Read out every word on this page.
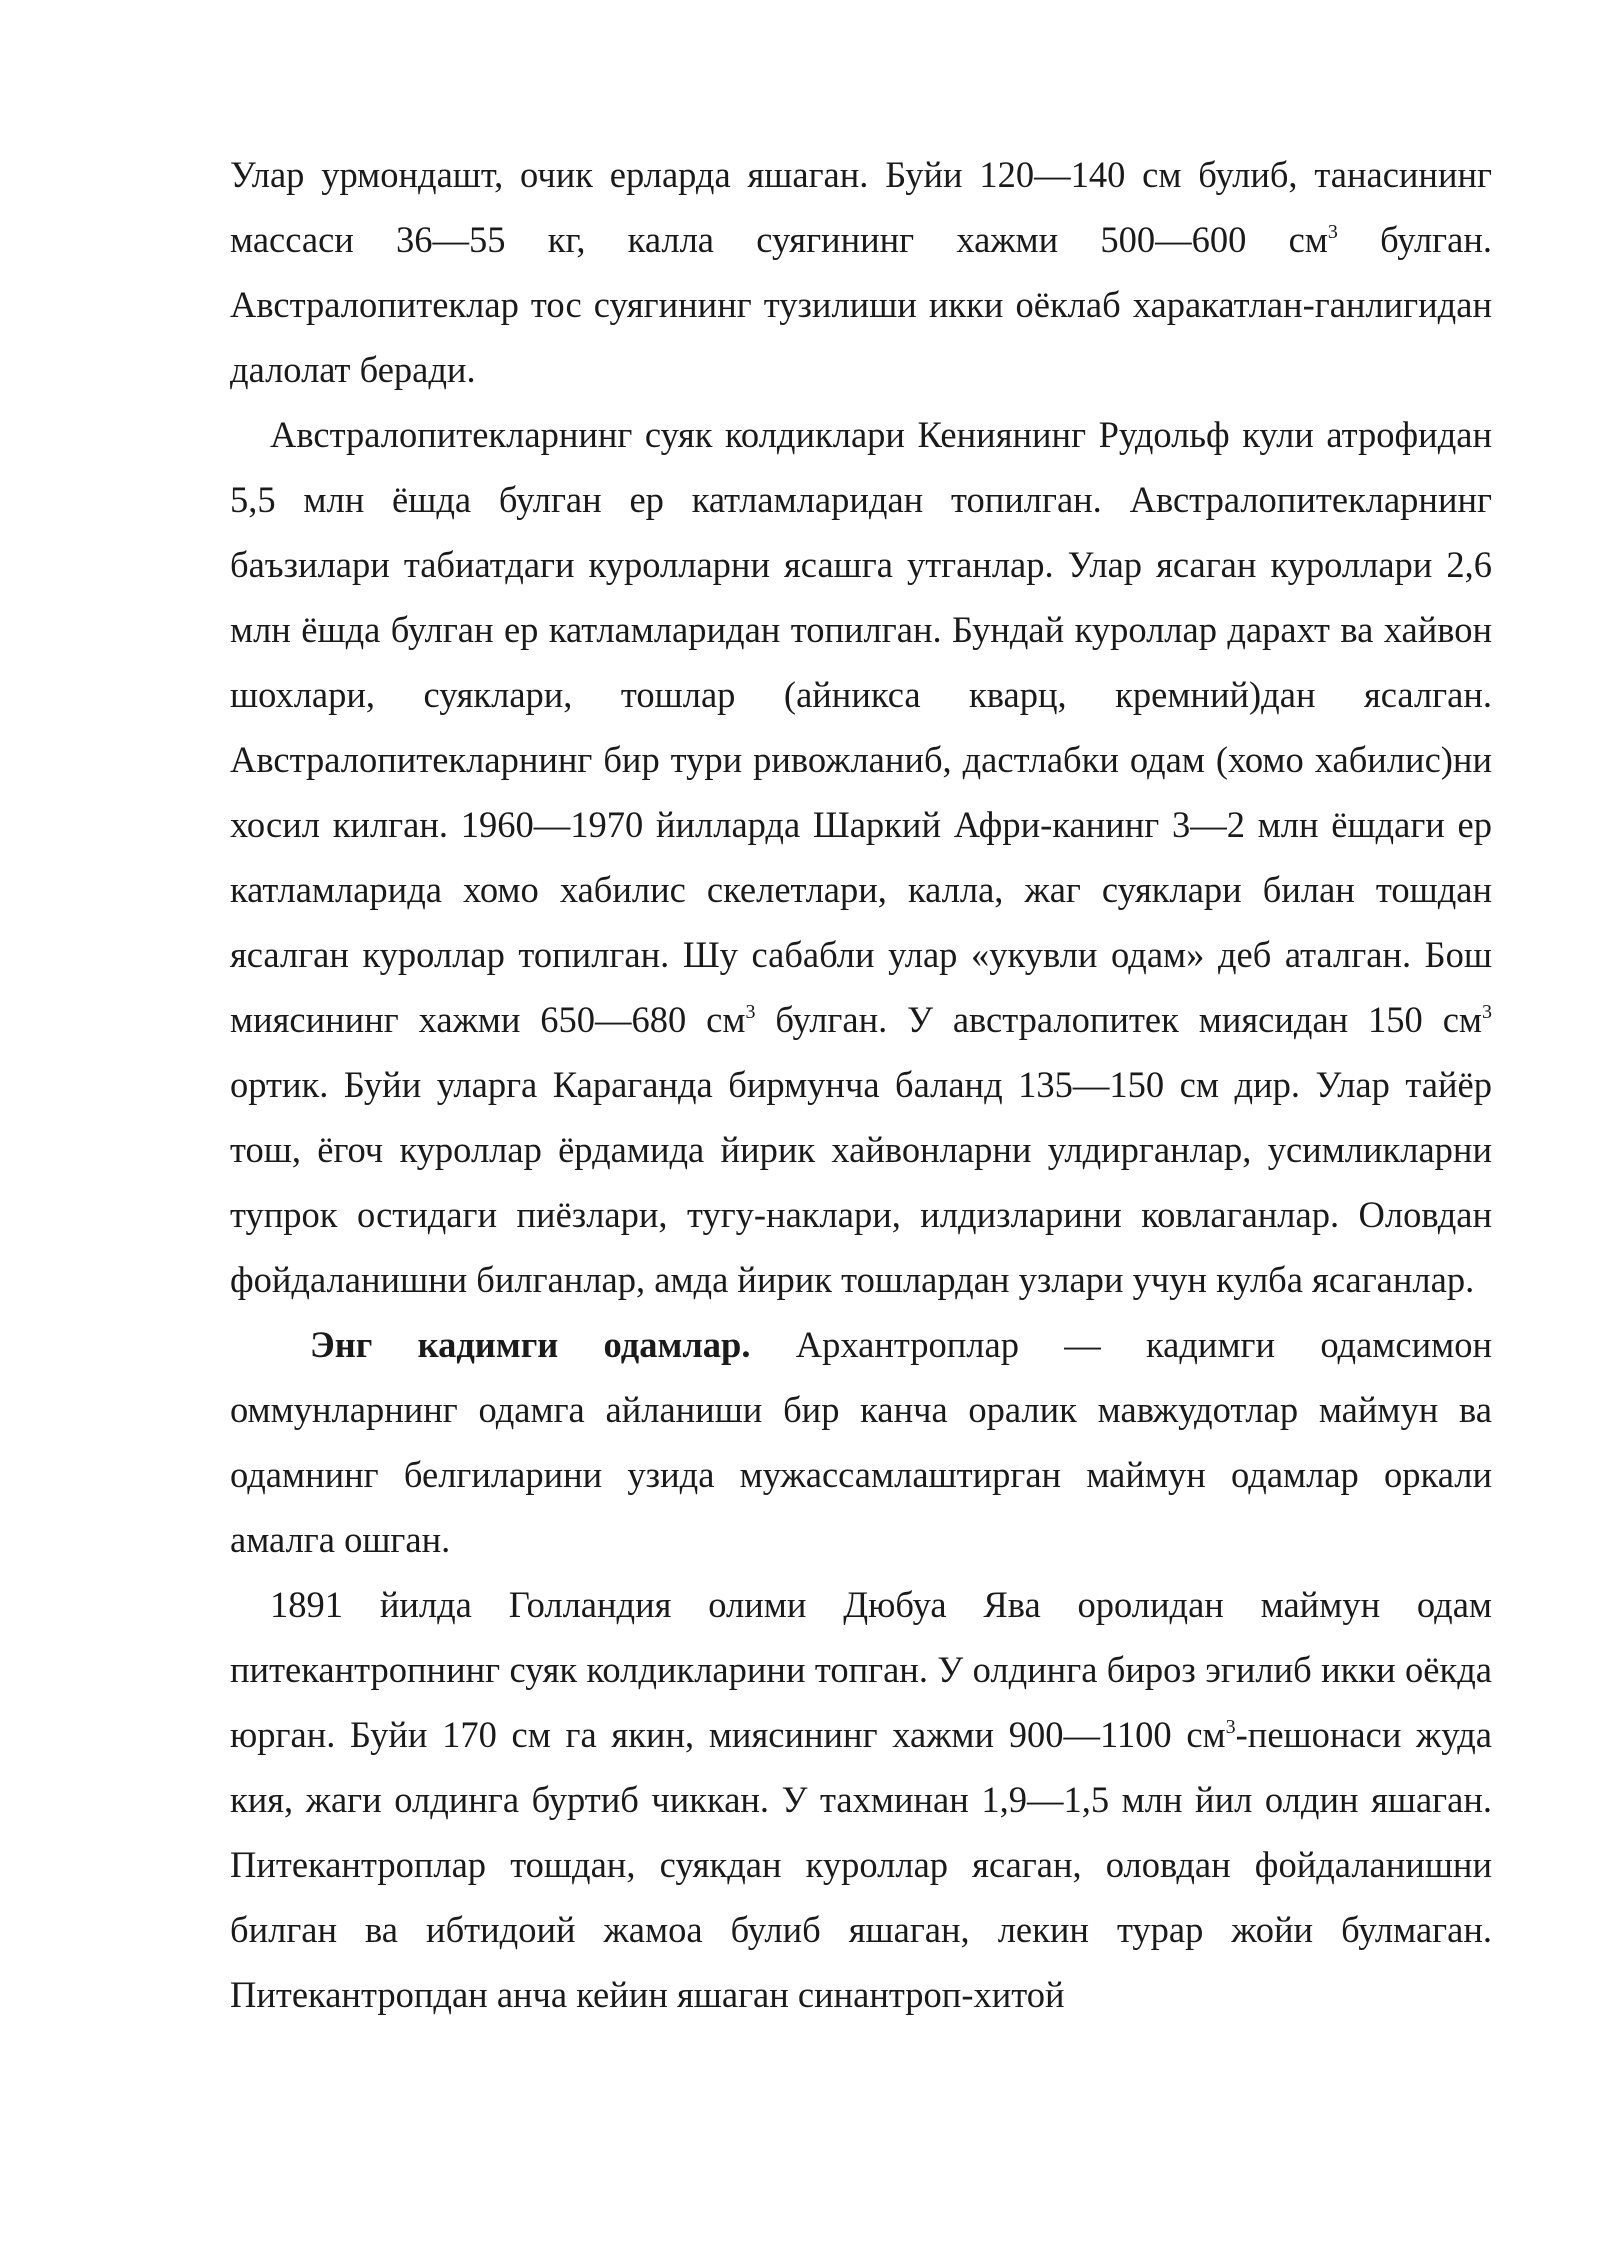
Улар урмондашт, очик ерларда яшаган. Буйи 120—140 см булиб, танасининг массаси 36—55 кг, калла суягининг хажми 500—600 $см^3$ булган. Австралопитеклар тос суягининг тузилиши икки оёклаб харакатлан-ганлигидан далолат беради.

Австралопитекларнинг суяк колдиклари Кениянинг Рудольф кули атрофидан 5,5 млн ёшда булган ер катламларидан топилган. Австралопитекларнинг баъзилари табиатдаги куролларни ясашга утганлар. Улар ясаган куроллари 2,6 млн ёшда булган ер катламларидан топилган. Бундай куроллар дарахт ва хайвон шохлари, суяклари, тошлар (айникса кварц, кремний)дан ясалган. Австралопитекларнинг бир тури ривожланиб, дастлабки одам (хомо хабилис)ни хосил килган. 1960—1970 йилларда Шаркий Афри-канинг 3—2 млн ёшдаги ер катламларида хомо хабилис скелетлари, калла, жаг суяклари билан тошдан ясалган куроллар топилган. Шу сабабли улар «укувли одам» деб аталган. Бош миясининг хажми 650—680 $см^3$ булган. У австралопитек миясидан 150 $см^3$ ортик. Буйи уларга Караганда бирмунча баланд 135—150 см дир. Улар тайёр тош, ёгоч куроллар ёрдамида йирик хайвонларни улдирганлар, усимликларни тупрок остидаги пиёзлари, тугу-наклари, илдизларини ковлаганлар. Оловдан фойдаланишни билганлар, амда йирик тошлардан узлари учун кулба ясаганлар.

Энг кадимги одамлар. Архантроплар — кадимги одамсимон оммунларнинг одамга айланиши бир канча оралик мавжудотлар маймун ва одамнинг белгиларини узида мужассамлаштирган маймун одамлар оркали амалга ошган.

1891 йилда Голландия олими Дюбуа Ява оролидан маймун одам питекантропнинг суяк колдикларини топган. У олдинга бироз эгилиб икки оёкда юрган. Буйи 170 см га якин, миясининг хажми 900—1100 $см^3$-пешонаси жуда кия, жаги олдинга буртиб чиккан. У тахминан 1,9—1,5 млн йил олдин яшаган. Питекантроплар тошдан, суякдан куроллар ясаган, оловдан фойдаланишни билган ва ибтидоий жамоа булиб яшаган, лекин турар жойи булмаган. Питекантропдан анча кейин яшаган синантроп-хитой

> WHAT IS BEING ASKED
Which lines hold the word "Улар"? Copy every one of them.

> WORKED ANSWER
Улар урмондашт, очик ерларда яшаган. Буйи 120—140 см булиб, танасининг массаси 36—55 кг, калла суягининг хажми 500—600 $см^3$ булган. Австралопитеклар тос суягининг тузилиши икки оёклаб харакатлан-ганлигидан далолат беради.
Австралопитекларнинг суяк колдиклари Кениянинг Рудольф кули атрофидан 5,5 млн ёшда булган ер катламларидан топилган. Австралопитекларнинг баъзилари табиатдаги куролларни ясашга утганлар. Улар ясаган куроллари 2,6 млн ёшда булган ер катламларидан топилган. Бундай куроллар дарахт ва хайвон шохлари, суяклари, тошлар (айникса кварц, кремний)дан ясалган. Австралопитекларнинг бир тури ривожланиб, дастлабки одам (хомо хабилис)ни хосил килган. 1960—1970 йилларда Шаркий Афри-канинг 3—2 млн ёшдаги ер катламларида хомо хабилис скелетлари, калла, жаг суяклари билан тошдан ясалган куроллар топилган. Шу сабабли улар «укувли одам» деб аталган. Бош миясининг хажми 650—680 $см^3$ булган. У австралопитек миясидан 150 $см^3$ ортик. Буйи уларга Караганда бирмунча баланд 135—150 см дир. Улар тайёр тош, ёгоч куроллар ёрдамида йирик хайвонларни улдирганлар, усимликларни тупрок остидаги пиёзлари, тугу-наклари, илдизларини ковлаганлар. Оловдан фойдаланишни билганлар, амда йирик тошлардан узлари учун кулба ясаганлар.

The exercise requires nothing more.